■ Written task:
The entries below are to be transcribed in full, without their images.
----
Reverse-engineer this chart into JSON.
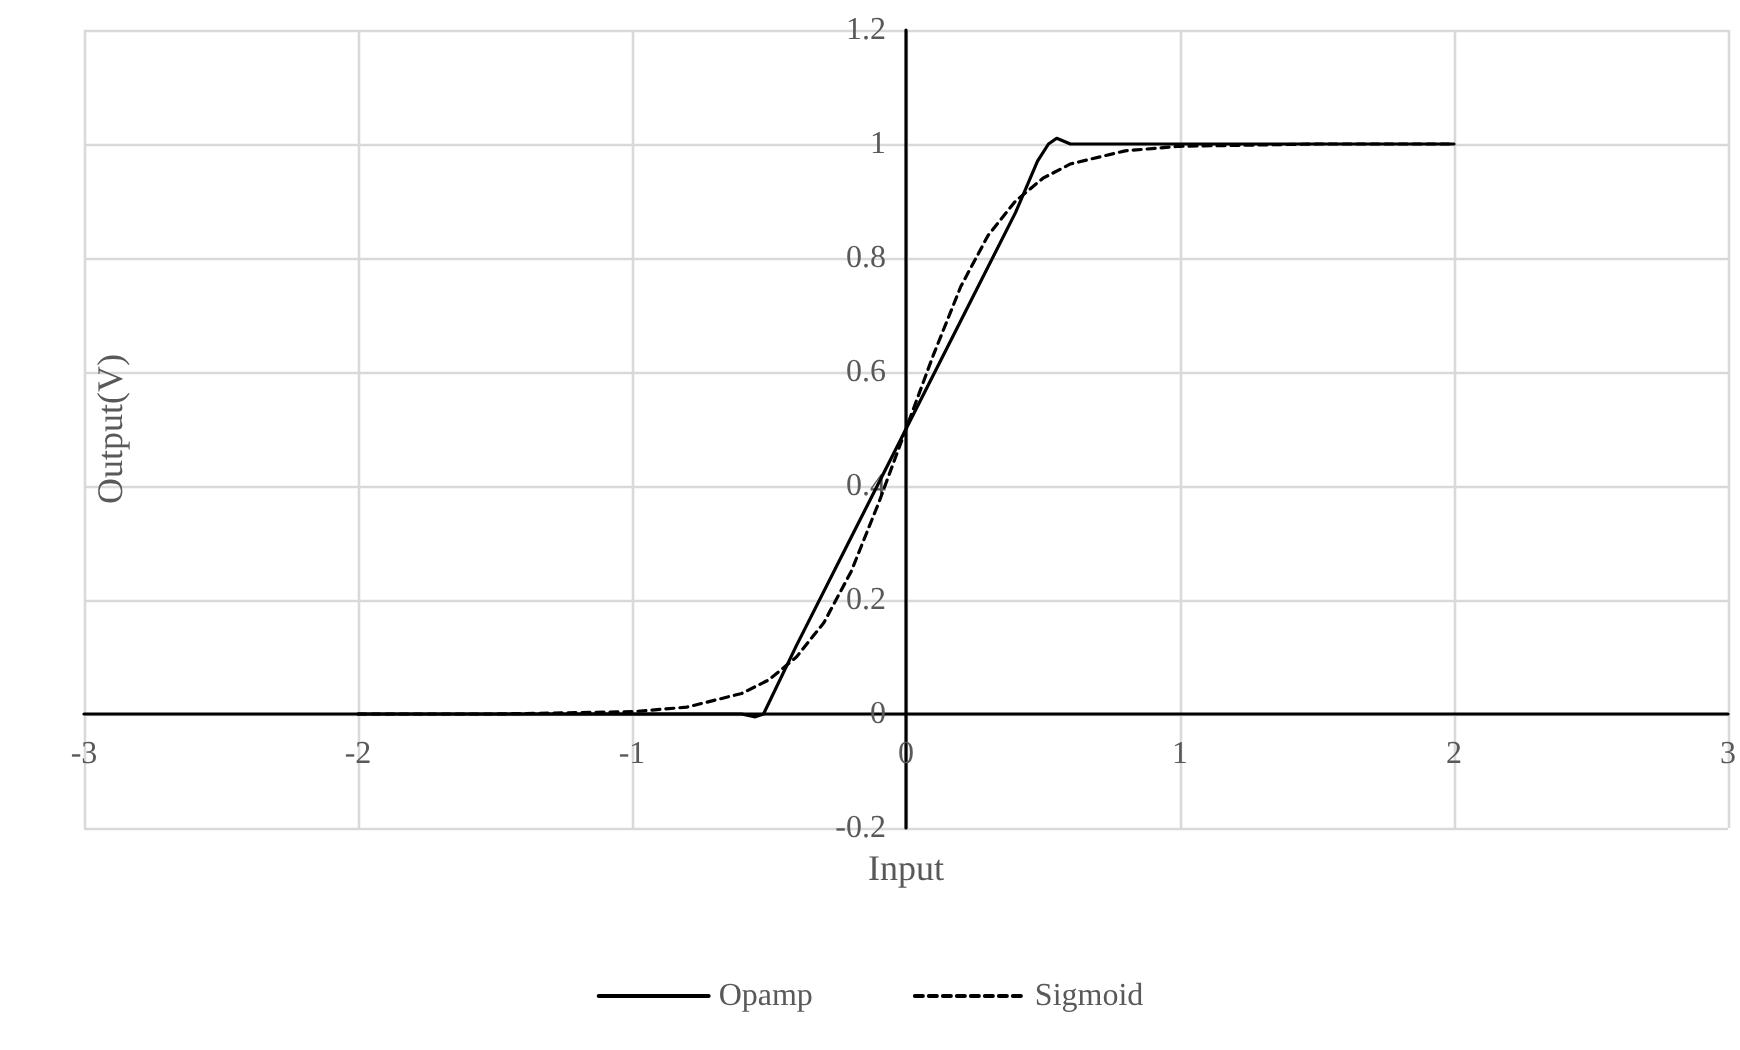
{
  "chart_data": {
    "type": "line",
    "xlabel": "Input",
    "ylabel": "Output(V)",
    "xlim": [
      -3,
      3
    ],
    "ylim": [
      -0.2,
      1.2
    ],
    "xticks": [
      -3,
      -2,
      -1,
      0,
      1,
      2,
      3
    ],
    "yticks": [
      -0.2,
      0,
      0.2,
      0.4,
      0.6,
      0.8,
      1,
      1.2
    ],
    "grid": true,
    "legend": "bottom",
    "marker": "none",
    "series": [
      {
        "name": "Opamp",
        "color": "#000000",
        "line_style": "solid",
        "x": [
          -2,
          -1,
          -0.6,
          -0.55,
          -0.52,
          -0.4,
          -0.2,
          0,
          0.2,
          0.4,
          0.48,
          0.52,
          0.55,
          0.6,
          1,
          2
        ],
        "values": [
          0,
          0,
          0,
          -0.005,
          0,
          0.12,
          0.31,
          0.5,
          0.69,
          0.88,
          0.97,
          1.0,
          1.01,
          1.0,
          1,
          1
        ]
      },
      {
        "name": "Sigmoid",
        "color": "#000000",
        "line_style": "dashed",
        "x": [
          -2,
          -1.5,
          -1,
          -0.8,
          -0.6,
          -0.5,
          -0.4,
          -0.3,
          -0.2,
          -0.1,
          0,
          0.1,
          0.2,
          0.3,
          0.4,
          0.5,
          0.6,
          0.8,
          1,
          1.5,
          2
        ],
        "values": [
          0,
          0,
          0.004,
          0.012,
          0.036,
          0.06,
          0.1,
          0.16,
          0.25,
          0.37,
          0.5,
          0.63,
          0.75,
          0.84,
          0.9,
          0.94,
          0.965,
          0.988,
          0.996,
          1,
          1
        ]
      }
    ]
  }
}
----
■ Result for this exercise:
Reverse-engineer this chart into JSON.
{
  "chart_data": {
    "type": "line",
    "xlabel": "Input",
    "ylabel": "Output(V)",
    "xlim": [
      -3,
      3
    ],
    "ylim": [
      -0.2,
      1.2
    ],
    "xticks": [
      -3,
      -2,
      -1,
      0,
      1,
      2,
      3
    ],
    "yticks": [
      -0.2,
      0,
      0.2,
      0.4,
      0.6,
      0.8,
      1,
      1.2
    ],
    "grid": true,
    "legend": "bottom",
    "marker": "none",
    "series": [
      {
        "name": "Opamp",
        "color": "#000000",
        "line_style": "solid",
        "x": [
          -2,
          -1,
          -0.6,
          -0.55,
          -0.52,
          -0.4,
          -0.2,
          0,
          0.2,
          0.4,
          0.48,
          0.52,
          0.55,
          0.6,
          1,
          2
        ],
        "values": [
          0,
          0,
          0,
          -0.005,
          0,
          0.12,
          0.31,
          0.5,
          0.69,
          0.88,
          0.97,
          1.0,
          1.01,
          1.0,
          1,
          1
        ]
      },
      {
        "name": "Sigmoid",
        "color": "#000000",
        "line_style": "dashed",
        "x": [
          -2,
          -1.5,
          -1,
          -0.8,
          -0.6,
          -0.5,
          -0.4,
          -0.3,
          -0.2,
          -0.1,
          0,
          0.1,
          0.2,
          0.3,
          0.4,
          0.5,
          0.6,
          0.8,
          1,
          1.5,
          2
        ],
        "values": [
          0,
          0,
          0.004,
          0.012,
          0.036,
          0.06,
          0.1,
          0.16,
          0.25,
          0.37,
          0.5,
          0.63,
          0.75,
          0.84,
          0.9,
          0.94,
          0.965,
          0.988,
          0.996,
          1,
          1
        ]
      }
    ]
  }
}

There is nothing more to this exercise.